§ Set problem
Using the data below, determine the number of lines that include the string "数字芯片". Write only that number.

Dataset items
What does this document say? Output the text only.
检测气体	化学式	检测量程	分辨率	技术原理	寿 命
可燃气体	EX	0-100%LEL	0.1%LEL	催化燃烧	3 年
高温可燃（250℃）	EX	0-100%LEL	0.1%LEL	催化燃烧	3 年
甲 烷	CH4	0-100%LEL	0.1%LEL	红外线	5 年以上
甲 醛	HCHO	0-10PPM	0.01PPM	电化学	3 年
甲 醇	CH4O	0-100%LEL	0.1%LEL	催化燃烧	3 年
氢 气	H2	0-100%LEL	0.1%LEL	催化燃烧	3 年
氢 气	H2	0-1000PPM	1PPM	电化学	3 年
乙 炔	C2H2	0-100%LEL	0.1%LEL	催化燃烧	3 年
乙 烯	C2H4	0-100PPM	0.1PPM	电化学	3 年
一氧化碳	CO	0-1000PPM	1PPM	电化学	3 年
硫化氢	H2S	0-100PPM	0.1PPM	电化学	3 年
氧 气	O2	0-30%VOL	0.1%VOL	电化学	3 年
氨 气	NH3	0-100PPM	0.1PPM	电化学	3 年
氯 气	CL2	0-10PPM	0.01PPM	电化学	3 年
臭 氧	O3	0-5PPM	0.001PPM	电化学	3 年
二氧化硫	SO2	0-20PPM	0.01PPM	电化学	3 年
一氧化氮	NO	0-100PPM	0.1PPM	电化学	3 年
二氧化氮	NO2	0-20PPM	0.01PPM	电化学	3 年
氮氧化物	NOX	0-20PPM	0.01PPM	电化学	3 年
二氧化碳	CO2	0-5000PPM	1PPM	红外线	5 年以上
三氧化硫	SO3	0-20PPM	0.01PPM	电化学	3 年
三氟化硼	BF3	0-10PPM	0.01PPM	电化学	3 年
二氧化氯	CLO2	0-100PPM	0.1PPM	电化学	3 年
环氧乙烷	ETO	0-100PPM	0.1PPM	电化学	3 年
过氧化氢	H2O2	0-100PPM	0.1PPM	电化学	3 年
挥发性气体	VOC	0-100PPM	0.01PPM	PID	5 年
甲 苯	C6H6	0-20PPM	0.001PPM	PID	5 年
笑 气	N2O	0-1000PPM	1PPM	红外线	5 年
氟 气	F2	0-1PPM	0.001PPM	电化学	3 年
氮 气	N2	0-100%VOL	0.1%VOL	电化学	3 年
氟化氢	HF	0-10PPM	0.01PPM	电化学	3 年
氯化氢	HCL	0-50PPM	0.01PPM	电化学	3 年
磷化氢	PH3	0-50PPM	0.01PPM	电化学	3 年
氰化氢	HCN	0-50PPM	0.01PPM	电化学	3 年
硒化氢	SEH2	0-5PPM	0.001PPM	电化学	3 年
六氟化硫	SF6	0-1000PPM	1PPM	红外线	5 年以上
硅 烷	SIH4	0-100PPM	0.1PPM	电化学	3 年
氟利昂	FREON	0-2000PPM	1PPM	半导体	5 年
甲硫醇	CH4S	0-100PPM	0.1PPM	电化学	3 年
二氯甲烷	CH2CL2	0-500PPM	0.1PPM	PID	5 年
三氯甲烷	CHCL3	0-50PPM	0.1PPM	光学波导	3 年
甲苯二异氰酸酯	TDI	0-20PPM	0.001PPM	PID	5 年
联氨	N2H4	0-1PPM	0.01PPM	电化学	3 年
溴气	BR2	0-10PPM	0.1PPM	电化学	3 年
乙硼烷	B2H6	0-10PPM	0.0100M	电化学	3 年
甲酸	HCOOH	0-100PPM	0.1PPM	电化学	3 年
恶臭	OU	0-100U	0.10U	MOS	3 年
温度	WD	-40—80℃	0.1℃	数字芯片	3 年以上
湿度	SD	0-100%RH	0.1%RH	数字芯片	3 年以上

§ The reply
2